**What is expected:** From the records below, pull out every line that contains the string `ticks` and copy each one unchanged.

==============================

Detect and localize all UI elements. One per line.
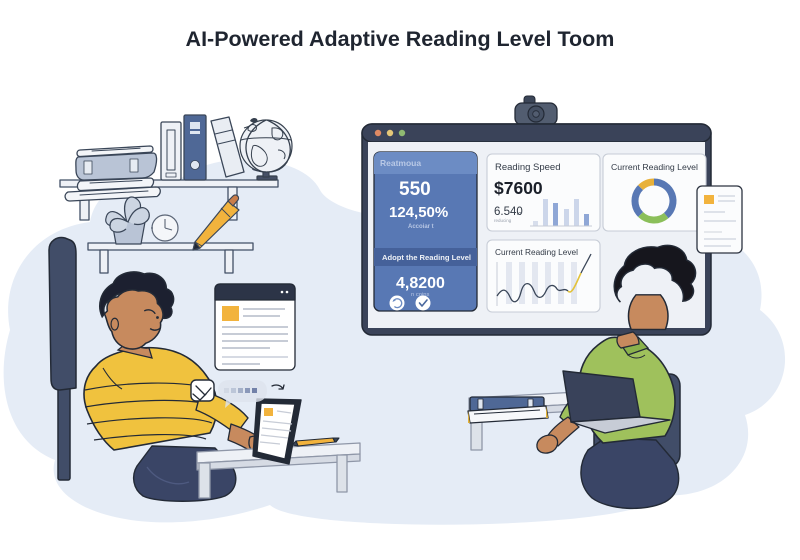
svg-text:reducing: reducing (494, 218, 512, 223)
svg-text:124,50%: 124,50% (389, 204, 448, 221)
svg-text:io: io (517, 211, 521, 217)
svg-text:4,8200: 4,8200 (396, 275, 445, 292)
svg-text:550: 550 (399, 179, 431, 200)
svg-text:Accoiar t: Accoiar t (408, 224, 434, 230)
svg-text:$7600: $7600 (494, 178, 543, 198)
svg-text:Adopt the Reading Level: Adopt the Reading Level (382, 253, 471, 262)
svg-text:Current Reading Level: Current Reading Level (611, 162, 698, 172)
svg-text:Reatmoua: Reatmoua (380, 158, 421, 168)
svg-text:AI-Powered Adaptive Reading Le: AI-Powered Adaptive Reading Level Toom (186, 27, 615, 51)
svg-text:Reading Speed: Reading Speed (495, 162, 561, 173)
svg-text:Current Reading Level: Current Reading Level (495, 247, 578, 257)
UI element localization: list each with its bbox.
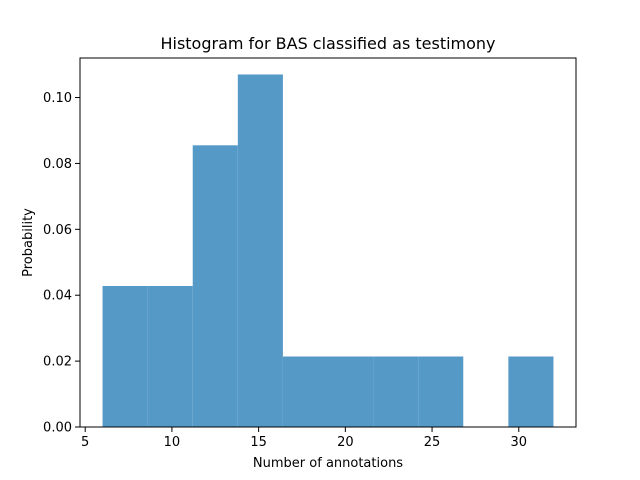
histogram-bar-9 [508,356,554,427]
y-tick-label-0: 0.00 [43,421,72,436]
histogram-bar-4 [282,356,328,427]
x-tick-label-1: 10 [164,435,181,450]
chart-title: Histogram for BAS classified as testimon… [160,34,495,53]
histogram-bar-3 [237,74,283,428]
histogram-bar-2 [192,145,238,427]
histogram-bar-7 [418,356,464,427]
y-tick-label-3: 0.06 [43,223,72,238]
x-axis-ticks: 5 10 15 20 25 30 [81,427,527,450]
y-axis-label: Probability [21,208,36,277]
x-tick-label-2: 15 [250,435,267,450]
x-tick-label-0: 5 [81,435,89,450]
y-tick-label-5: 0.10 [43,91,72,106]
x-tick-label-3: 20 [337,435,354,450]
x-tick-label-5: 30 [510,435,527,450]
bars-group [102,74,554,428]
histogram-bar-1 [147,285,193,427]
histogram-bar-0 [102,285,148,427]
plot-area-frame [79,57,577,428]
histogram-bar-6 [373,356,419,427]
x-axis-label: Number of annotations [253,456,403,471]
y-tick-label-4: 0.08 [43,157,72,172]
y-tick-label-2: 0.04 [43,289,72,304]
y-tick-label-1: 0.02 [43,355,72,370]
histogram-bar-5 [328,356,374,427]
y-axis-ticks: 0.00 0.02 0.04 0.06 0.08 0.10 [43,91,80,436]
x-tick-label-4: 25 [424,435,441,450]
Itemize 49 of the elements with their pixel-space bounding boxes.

==============================

**Task result:**
x-axis-ticks: 5 10 15 20 25 30 [81,427,527,450]
y-axis-ticks: 0.00 0.02 0.04 0.06 0.08 0.10 [43,91,80,436]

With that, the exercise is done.